* _Exercise goal_: Omit every picture and return the rest of the data unaltered.

--- Start of Material to process ---

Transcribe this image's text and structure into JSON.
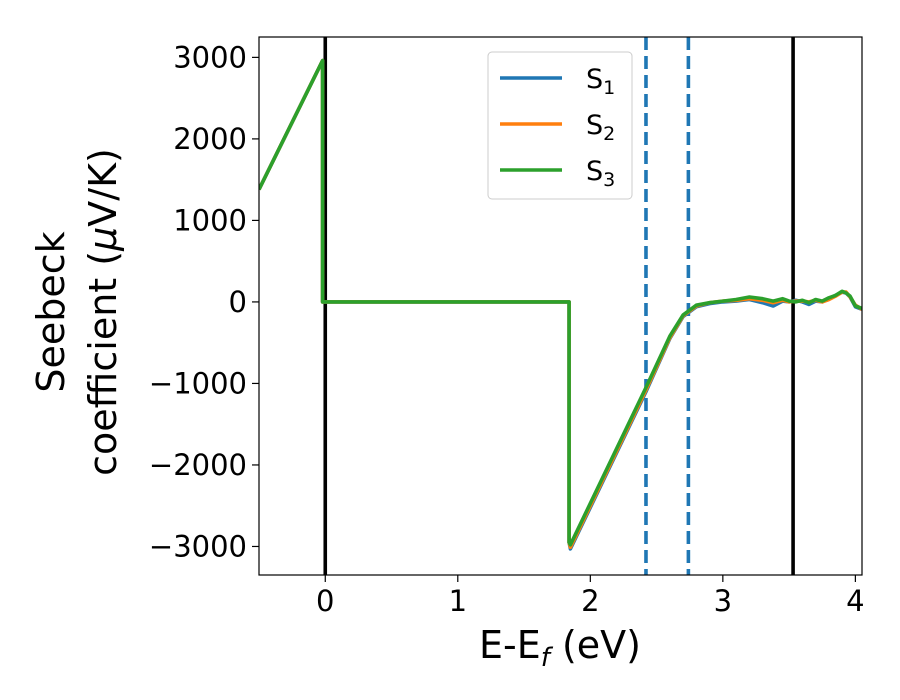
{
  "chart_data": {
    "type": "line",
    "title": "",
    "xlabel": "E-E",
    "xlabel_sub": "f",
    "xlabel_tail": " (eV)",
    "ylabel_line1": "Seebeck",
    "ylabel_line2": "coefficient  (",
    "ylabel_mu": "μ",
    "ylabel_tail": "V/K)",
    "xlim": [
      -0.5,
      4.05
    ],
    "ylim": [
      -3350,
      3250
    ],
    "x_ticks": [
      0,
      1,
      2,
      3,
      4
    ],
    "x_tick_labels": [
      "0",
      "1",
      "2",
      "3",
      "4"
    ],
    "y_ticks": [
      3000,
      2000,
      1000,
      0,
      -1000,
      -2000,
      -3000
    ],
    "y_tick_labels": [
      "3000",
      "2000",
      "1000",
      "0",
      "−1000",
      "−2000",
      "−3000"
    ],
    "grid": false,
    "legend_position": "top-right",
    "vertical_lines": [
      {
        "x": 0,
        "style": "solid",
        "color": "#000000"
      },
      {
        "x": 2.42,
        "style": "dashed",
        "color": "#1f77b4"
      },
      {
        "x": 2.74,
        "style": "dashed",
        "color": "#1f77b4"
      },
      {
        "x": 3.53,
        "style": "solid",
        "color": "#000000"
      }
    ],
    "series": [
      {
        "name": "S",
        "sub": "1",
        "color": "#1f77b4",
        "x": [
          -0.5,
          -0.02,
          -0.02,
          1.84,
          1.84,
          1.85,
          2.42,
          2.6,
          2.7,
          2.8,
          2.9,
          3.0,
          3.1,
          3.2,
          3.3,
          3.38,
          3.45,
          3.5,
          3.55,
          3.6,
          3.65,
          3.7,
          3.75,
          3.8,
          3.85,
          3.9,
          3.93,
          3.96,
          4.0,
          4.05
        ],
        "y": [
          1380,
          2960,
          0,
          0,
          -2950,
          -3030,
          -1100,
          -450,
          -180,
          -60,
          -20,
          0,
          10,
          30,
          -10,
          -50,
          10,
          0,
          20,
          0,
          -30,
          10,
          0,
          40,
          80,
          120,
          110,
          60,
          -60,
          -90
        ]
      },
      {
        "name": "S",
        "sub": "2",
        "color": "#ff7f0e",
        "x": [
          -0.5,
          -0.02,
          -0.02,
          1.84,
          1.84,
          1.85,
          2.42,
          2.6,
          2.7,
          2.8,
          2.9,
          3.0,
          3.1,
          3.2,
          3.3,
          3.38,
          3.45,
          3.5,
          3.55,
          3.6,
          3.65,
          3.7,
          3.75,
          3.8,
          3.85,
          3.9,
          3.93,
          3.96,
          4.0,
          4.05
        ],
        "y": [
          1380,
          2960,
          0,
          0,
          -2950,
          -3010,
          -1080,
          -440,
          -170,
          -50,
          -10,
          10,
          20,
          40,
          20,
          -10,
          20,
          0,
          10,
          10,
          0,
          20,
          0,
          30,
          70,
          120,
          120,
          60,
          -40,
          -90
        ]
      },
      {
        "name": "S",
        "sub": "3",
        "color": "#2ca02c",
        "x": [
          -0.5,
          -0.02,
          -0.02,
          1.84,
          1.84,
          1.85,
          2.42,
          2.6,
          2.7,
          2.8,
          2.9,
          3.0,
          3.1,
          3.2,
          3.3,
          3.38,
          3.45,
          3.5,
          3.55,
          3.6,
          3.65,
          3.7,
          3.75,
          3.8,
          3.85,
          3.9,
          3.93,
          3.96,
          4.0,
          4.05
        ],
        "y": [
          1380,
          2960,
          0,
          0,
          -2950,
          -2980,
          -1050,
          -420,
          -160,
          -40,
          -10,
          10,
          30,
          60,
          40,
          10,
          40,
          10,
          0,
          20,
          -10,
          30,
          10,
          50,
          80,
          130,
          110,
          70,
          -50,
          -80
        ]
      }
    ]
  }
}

--- End of Material to process ---

* _Expected answer_:
Transcribe this image's text and structure into JSON.
{
  "chart_data": {
    "type": "line",
    "title": "",
    "xlabel": "E-E",
    "xlabel_sub": "f",
    "xlabel_tail": " (eV)",
    "ylabel_line1": "Seebeck",
    "ylabel_line2": "coefficient  (",
    "ylabel_mu": "μ",
    "ylabel_tail": "V/K)",
    "xlim": [
      -0.5,
      4.05
    ],
    "ylim": [
      -3350,
      3250
    ],
    "x_ticks": [
      0,
      1,
      2,
      3,
      4
    ],
    "x_tick_labels": [
      "0",
      "1",
      "2",
      "3",
      "4"
    ],
    "y_ticks": [
      3000,
      2000,
      1000,
      0,
      -1000,
      -2000,
      -3000
    ],
    "y_tick_labels": [
      "3000",
      "2000",
      "1000",
      "0",
      "−1000",
      "−2000",
      "−3000"
    ],
    "grid": false,
    "legend_position": "top-right",
    "vertical_lines": [
      {
        "x": 0,
        "style": "solid",
        "color": "#000000"
      },
      {
        "x": 2.42,
        "style": "dashed",
        "color": "#1f77b4"
      },
      {
        "x": 2.74,
        "style": "dashed",
        "color": "#1f77b4"
      },
      {
        "x": 3.53,
        "style": "solid",
        "color": "#000000"
      }
    ],
    "series": [
      {
        "name": "S",
        "sub": "1",
        "color": "#1f77b4",
        "x": [
          -0.5,
          -0.02,
          -0.02,
          1.84,
          1.84,
          1.85,
          2.42,
          2.6,
          2.7,
          2.8,
          2.9,
          3.0,
          3.1,
          3.2,
          3.3,
          3.38,
          3.45,
          3.5,
          3.55,
          3.6,
          3.65,
          3.7,
          3.75,
          3.8,
          3.85,
          3.9,
          3.93,
          3.96,
          4.0,
          4.05
        ],
        "y": [
          1380,
          2960,
          0,
          0,
          -2950,
          -3030,
          -1100,
          -450,
          -180,
          -60,
          -20,
          0,
          10,
          30,
          -10,
          -50,
          10,
          0,
          20,
          0,
          -30,
          10,
          0,
          40,
          80,
          120,
          110,
          60,
          -60,
          -90
        ]
      },
      {
        "name": "S",
        "sub": "2",
        "color": "#ff7f0e",
        "x": [
          -0.5,
          -0.02,
          -0.02,
          1.84,
          1.84,
          1.85,
          2.42,
          2.6,
          2.7,
          2.8,
          2.9,
          3.0,
          3.1,
          3.2,
          3.3,
          3.38,
          3.45,
          3.5,
          3.55,
          3.6,
          3.65,
          3.7,
          3.75,
          3.8,
          3.85,
          3.9,
          3.93,
          3.96,
          4.0,
          4.05
        ],
        "y": [
          1380,
          2960,
          0,
          0,
          -2950,
          -3010,
          -1080,
          -440,
          -170,
          -50,
          -10,
          10,
          20,
          40,
          20,
          -10,
          20,
          0,
          10,
          10,
          0,
          20,
          0,
          30,
          70,
          120,
          120,
          60,
          -40,
          -90
        ]
      },
      {
        "name": "S",
        "sub": "3",
        "color": "#2ca02c",
        "x": [
          -0.5,
          -0.02,
          -0.02,
          1.84,
          1.84,
          1.85,
          2.42,
          2.6,
          2.7,
          2.8,
          2.9,
          3.0,
          3.1,
          3.2,
          3.3,
          3.38,
          3.45,
          3.5,
          3.55,
          3.6,
          3.65,
          3.7,
          3.75,
          3.8,
          3.85,
          3.9,
          3.93,
          3.96,
          4.0,
          4.05
        ],
        "y": [
          1380,
          2960,
          0,
          0,
          -2950,
          -2980,
          -1050,
          -420,
          -160,
          -40,
          -10,
          10,
          30,
          60,
          40,
          10,
          40,
          10,
          0,
          20,
          -10,
          30,
          10,
          50,
          80,
          130,
          110,
          70,
          -50,
          -80
        ]
      }
    ]
  }
}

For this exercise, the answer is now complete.